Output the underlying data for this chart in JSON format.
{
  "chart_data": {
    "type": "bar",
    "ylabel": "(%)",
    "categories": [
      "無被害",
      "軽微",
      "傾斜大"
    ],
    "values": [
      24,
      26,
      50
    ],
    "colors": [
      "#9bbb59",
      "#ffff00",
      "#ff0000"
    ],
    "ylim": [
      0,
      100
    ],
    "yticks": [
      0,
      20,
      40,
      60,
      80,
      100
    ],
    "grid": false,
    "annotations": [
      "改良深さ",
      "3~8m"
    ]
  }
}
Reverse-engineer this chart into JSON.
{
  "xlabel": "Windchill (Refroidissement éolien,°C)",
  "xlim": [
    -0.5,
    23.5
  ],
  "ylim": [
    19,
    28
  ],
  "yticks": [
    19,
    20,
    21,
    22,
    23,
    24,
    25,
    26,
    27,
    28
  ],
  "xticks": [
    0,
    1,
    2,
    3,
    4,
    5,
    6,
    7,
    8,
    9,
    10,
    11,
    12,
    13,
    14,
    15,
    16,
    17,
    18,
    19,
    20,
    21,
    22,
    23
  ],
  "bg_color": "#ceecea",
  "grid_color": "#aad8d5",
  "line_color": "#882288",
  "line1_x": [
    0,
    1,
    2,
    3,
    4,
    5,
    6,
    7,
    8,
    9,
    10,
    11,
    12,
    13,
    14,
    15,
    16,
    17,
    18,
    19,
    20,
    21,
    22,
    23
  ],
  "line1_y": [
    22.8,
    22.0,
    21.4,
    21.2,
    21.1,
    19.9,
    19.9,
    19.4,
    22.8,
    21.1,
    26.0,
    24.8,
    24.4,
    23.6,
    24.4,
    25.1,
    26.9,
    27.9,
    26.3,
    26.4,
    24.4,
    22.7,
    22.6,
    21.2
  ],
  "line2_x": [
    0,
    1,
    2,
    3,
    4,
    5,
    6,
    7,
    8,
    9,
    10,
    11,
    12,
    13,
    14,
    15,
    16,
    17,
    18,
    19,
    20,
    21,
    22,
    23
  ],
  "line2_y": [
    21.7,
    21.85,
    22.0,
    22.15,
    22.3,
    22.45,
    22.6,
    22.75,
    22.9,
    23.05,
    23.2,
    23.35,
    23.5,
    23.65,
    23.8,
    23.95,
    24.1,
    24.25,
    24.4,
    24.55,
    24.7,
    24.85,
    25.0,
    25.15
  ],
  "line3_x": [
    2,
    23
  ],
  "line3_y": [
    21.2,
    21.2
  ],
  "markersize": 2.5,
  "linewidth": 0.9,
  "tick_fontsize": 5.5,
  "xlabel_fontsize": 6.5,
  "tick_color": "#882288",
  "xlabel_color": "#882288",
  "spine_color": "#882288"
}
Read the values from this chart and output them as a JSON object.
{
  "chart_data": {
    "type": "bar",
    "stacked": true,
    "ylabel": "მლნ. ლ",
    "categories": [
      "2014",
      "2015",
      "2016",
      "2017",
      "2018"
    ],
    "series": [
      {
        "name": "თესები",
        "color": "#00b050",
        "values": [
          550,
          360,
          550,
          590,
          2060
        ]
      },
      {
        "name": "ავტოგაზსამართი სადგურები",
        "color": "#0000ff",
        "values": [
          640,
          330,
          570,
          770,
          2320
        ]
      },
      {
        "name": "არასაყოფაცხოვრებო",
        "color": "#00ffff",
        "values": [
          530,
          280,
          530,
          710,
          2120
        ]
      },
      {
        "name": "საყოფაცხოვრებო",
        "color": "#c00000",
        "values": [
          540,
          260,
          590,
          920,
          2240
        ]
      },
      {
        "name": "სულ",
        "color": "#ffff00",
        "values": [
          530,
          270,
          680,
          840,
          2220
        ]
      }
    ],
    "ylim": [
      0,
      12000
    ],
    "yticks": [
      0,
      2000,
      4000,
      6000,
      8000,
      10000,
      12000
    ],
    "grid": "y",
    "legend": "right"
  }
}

What you will do
Print every line of the records exactly. Omit nothing.

Response
Output the underlying data for this chart in JSON format.
{
  "chart_data": {
    "type": "bar",
    "ylabel": "(%)",
    "categories": [
      "無被害",
      "軽微",
      "傾斜大"
    ],
    "values": [
      24,
      26,
      50
    ],
    "colors": [
      "#9bbb59",
      "#ffff00",
      "#ff0000"
    ],
    "ylim": [
      0,
      100
    ],
    "yticks": [
      0,
      20,
      40,
      60,
      80,
      100
    ],
    "grid": false,
    "annotations": [
      "改良深さ",
      "3~8m"
    ]
  }
}
Reverse-engineer this chart into JSON.
{
  "xlabel": "Windchill (Refroidissement éolien,°C)",
  "xlim": [
    -0.5,
    23.5
  ],
  "ylim": [
    19,
    28
  ],
  "yticks": [
    19,
    20,
    21,
    22,
    23,
    24,
    25,
    26,
    27,
    28
  ],
  "xticks": [
    0,
    1,
    2,
    3,
    4,
    5,
    6,
    7,
    8,
    9,
    10,
    11,
    12,
    13,
    14,
    15,
    16,
    17,
    18,
    19,
    20,
    21,
    22,
    23
  ],
  "bg_color": "#ceecea",
  "grid_color": "#aad8d5",
  "line_color": "#882288",
  "line1_x": [
    0,
    1,
    2,
    3,
    4,
    5,
    6,
    7,
    8,
    9,
    10,
    11,
    12,
    13,
    14,
    15,
    16,
    17,
    18,
    19,
    20,
    21,
    22,
    23
  ],
  "line1_y": [
    22.8,
    22.0,
    21.4,
    21.2,
    21.1,
    19.9,
    19.9,
    19.4,
    22.8,
    21.1,
    26.0,
    24.8,
    24.4,
    23.6,
    24.4,
    25.1,
    26.9,
    27.9,
    26.3,
    26.4,
    24.4,
    22.7,
    22.6,
    21.2
  ],
  "line2_x": [
    0,
    1,
    2,
    3,
    4,
    5,
    6,
    7,
    8,
    9,
    10,
    11,
    12,
    13,
    14,
    15,
    16,
    17,
    18,
    19,
    20,
    21,
    22,
    23
  ],
  "line2_y": [
    21.7,
    21.85,
    22.0,
    22.15,
    22.3,
    22.45,
    22.6,
    22.75,
    22.9,
    23.05,
    23.2,
    23.35,
    23.5,
    23.65,
    23.8,
    23.95,
    24.1,
    24.25,
    24.4,
    24.55,
    24.7,
    24.85,
    25.0,
    25.15
  ],
  "line3_x": [
    2,
    23
  ],
  "line3_y": [
    21.2,
    21.2
  ],
  "markersize": 2.5,
  "linewidth": 0.9,
  "tick_fontsize": 5.5,
  "xlabel_fontsize": 6.5,
  "tick_color": "#882288",
  "xlabel_color": "#882288",
  "spine_color": "#882288"
}
Read the values from this chart and output them as a JSON object.
{
  "chart_data": {
    "type": "bar",
    "stacked": true,
    "ylabel": "მლნ. ლ",
    "categories": [
      "2014",
      "2015",
      "2016",
      "2017",
      "2018"
    ],
    "series": [
      {
        "name": "თესები",
        "color": "#00b050",
        "values": [
          550,
          360,
          550,
          590,
          2060
        ]
      },
      {
        "name": "ავტოგაზსამართი სადგურები",
        "color": "#0000ff",
        "values": [
          640,
          330,
          570,
          770,
          2320
        ]
      },
      {
        "name": "არასაყოფაცხოვრებო",
        "color": "#00ffff",
        "values": [
          530,
          280,
          530,
          710,
          2120
        ]
      },
      {
        "name": "საყოფაცხოვრებო",
        "color": "#c00000",
        "values": [
          540,
          260,
          590,
          920,
          2240
        ]
      },
      {
        "name": "სულ",
        "color": "#ffff00",
        "values": [
          530,
          270,
          680,
          840,
          2220
        ]
      }
    ],
    "ylim": [
      0,
      12000
    ],
    "yticks": [
      0,
      2000,
      4000,
      6000,
      8000,
      10000,
      12000
    ],
    "grid": "y",
    "legend": "right"
  }
}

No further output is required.